**ITEMS:**
━━━━━━━━━━

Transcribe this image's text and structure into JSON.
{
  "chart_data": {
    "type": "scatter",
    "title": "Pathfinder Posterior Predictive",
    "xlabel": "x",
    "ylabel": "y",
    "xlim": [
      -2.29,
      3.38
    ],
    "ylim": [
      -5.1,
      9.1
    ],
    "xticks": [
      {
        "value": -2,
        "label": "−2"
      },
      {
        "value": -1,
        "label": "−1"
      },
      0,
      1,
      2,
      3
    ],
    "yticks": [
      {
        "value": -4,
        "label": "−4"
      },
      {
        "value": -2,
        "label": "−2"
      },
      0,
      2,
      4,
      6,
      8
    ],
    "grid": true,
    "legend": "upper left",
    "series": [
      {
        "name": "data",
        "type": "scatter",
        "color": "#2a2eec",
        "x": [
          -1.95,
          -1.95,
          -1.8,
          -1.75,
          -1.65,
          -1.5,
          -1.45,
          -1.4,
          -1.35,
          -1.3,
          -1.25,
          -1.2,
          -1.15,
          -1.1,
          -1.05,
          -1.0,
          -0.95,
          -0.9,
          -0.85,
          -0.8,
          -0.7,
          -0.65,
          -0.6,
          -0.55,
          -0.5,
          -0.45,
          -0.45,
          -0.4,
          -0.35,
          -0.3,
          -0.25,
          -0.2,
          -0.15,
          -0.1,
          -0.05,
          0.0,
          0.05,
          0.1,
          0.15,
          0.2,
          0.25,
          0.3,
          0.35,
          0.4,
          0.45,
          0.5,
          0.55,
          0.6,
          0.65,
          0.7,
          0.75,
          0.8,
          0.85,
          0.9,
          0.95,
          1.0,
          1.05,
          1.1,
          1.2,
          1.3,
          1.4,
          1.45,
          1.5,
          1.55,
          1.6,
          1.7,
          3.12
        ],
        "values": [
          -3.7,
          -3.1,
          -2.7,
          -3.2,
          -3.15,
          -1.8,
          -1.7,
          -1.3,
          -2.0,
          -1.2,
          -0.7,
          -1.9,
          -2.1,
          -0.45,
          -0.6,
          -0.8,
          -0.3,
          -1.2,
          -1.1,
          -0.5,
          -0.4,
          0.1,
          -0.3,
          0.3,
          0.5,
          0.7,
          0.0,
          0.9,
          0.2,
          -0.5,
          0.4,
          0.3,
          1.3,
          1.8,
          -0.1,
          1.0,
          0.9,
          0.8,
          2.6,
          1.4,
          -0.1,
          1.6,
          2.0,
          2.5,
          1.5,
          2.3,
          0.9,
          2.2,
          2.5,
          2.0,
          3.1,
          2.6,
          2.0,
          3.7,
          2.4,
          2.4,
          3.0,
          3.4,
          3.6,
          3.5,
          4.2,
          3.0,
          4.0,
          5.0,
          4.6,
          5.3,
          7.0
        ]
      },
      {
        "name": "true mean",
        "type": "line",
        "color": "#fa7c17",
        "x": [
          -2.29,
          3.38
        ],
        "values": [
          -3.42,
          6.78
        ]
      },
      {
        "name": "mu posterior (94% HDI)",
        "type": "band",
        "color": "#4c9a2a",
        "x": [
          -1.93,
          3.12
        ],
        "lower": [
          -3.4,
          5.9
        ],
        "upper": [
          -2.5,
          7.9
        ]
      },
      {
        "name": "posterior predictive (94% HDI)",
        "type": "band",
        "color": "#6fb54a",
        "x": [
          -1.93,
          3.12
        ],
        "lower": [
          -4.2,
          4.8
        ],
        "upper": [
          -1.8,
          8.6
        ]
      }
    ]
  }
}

━━━━━━━━━━

**STATED TASK:** Go through the data and return every record exactly.

**TASK ANSWER:**
Transcribe this image's text and structure into JSON.
{
  "chart_data": {
    "type": "scatter",
    "title": "Pathfinder Posterior Predictive",
    "xlabel": "x",
    "ylabel": "y",
    "xlim": [
      -2.29,
      3.38
    ],
    "ylim": [
      -5.1,
      9.1
    ],
    "xticks": [
      {
        "value": -2,
        "label": "−2"
      },
      {
        "value": -1,
        "label": "−1"
      },
      0,
      1,
      2,
      3
    ],
    "yticks": [
      {
        "value": -4,
        "label": "−4"
      },
      {
        "value": -2,
        "label": "−2"
      },
      0,
      2,
      4,
      6,
      8
    ],
    "grid": true,
    "legend": "upper left",
    "series": [
      {
        "name": "data",
        "type": "scatter",
        "color": "#2a2eec",
        "x": [
          -1.95,
          -1.95,
          -1.8,
          -1.75,
          -1.65,
          -1.5,
          -1.45,
          -1.4,
          -1.35,
          -1.3,
          -1.25,
          -1.2,
          -1.15,
          -1.1,
          -1.05,
          -1.0,
          -0.95,
          -0.9,
          -0.85,
          -0.8,
          -0.7,
          -0.65,
          -0.6,
          -0.55,
          -0.5,
          -0.45,
          -0.45,
          -0.4,
          -0.35,
          -0.3,
          -0.25,
          -0.2,
          -0.15,
          -0.1,
          -0.05,
          0.0,
          0.05,
          0.1,
          0.15,
          0.2,
          0.25,
          0.3,
          0.35,
          0.4,
          0.45,
          0.5,
          0.55,
          0.6,
          0.65,
          0.7,
          0.75,
          0.8,
          0.85,
          0.9,
          0.95,
          1.0,
          1.05,
          1.1,
          1.2,
          1.3,
          1.4,
          1.45,
          1.5,
          1.55,
          1.6,
          1.7,
          3.12
        ],
        "values": [
          -3.7,
          -3.1,
          -2.7,
          -3.2,
          -3.15,
          -1.8,
          -1.7,
          -1.3,
          -2.0,
          -1.2,
          -0.7,
          -1.9,
          -2.1,
          -0.45,
          -0.6,
          -0.8,
          -0.3,
          -1.2,
          -1.1,
          -0.5,
          -0.4,
          0.1,
          -0.3,
          0.3,
          0.5,
          0.7,
          0.0,
          0.9,
          0.2,
          -0.5,
          0.4,
          0.3,
          1.3,
          1.8,
          -0.1,
          1.0,
          0.9,
          0.8,
          2.6,
          1.4,
          -0.1,
          1.6,
          2.0,
          2.5,
          1.5,
          2.3,
          0.9,
          2.2,
          2.5,
          2.0,
          3.1,
          2.6,
          2.0,
          3.7,
          2.4,
          2.4,
          3.0,
          3.4,
          3.6,
          3.5,
          4.2,
          3.0,
          4.0,
          5.0,
          4.6,
          5.3,
          7.0
        ]
      },
      {
        "name": "true mean",
        "type": "line",
        "color": "#fa7c17",
        "x": [
          -2.29,
          3.38
        ],
        "values": [
          -3.42,
          6.78
        ]
      },
      {
        "name": "mu posterior (94% HDI)",
        "type": "band",
        "color": "#4c9a2a",
        "x": [
          -1.93,
          3.12
        ],
        "lower": [
          -3.4,
          5.9
        ],
        "upper": [
          -2.5,
          7.9
        ]
      },
      {
        "name": "posterior predictive (94% HDI)",
        "type": "band",
        "color": "#6fb54a",
        "x": [
          -1.93,
          3.12
        ],
        "lower": [
          -4.2,
          4.8
        ],
        "upper": [
          -1.8,
          8.6
        ]
      }
    ]
  }
}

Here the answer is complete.